Stored records:
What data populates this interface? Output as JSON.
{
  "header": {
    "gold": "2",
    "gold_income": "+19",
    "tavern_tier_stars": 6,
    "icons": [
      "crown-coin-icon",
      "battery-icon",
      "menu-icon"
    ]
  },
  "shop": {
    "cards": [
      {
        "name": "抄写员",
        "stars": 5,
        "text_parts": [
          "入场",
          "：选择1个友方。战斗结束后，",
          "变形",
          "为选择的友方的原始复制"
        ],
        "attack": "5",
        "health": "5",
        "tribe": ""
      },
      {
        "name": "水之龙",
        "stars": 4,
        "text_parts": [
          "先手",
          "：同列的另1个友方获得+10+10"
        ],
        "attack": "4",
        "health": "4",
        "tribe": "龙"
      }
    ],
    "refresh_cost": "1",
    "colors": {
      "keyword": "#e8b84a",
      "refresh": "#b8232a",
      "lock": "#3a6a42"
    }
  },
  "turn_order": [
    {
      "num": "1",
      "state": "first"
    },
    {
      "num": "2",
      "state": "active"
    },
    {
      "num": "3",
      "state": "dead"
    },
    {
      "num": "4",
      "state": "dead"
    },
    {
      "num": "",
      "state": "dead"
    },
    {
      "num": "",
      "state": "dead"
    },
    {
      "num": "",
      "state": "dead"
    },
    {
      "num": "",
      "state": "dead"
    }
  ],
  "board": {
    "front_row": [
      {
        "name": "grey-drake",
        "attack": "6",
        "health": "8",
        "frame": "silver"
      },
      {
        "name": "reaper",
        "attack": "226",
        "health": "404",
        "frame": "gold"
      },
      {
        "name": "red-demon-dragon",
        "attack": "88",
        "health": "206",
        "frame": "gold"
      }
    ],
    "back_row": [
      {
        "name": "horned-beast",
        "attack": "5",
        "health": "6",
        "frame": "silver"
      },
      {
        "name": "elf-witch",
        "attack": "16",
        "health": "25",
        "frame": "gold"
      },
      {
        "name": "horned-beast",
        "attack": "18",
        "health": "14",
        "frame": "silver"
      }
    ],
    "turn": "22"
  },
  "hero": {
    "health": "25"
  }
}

**REQUIRED TASK**
Return each line of the records above exactly as it reads.

**WRITTEN SOLUTION**
What data populates this interface? Output as JSON.
{
  "header": {
    "gold": "2",
    "gold_income": "+19",
    "tavern_tier_stars": 6,
    "icons": [
      "crown-coin-icon",
      "battery-icon",
      "menu-icon"
    ]
  },
  "shop": {
    "cards": [
      {
        "name": "抄写员",
        "stars": 5,
        "text_parts": [
          "入场",
          "：选择1个友方。战斗结束后，",
          "变形",
          "为选择的友方的原始复制"
        ],
        "attack": "5",
        "health": "5",
        "tribe": ""
      },
      {
        "name": "水之龙",
        "stars": 4,
        "text_parts": [
          "先手",
          "：同列的另1个友方获得+10+10"
        ],
        "attack": "4",
        "health": "4",
        "tribe": "龙"
      }
    ],
    "refresh_cost": "1",
    "colors": {
      "keyword": "#e8b84a",
      "refresh": "#b8232a",
      "lock": "#3a6a42"
    }
  },
  "turn_order": [
    {
      "num": "1",
      "state": "first"
    },
    {
      "num": "2",
      "state": "active"
    },
    {
      "num": "3",
      "state": "dead"
    },
    {
      "num": "4",
      "state": "dead"
    },
    {
      "num": "",
      "state": "dead"
    },
    {
      "num": "",
      "state": "dead"
    },
    {
      "num": "",
      "state": "dead"
    },
    {
      "num": "",
      "state": "dead"
    }
  ],
  "board": {
    "front_row": [
      {
        "name": "grey-drake",
        "attack": "6",
        "health": "8",
        "frame": "silver"
      },
      {
        "name": "reaper",
        "attack": "226",
        "health": "404",
        "frame": "gold"
      },
      {
        "name": "red-demon-dragon",
        "attack": "88",
        "health": "206",
        "frame": "gold"
      }
    ],
    "back_row": [
      {
        "name": "horned-beast",
        "attack": "5",
        "health": "6",
        "frame": "silver"
      },
      {
        "name": "elf-witch",
        "attack": "16",
        "health": "25",
        "frame": "gold"
      },
      {
        "name": "horned-beast",
        "attack": "18",
        "health": "14",
        "frame": "silver"
      }
    ],
    "turn": "22"
  },
  "hero": {
    "health": "25"
  }
}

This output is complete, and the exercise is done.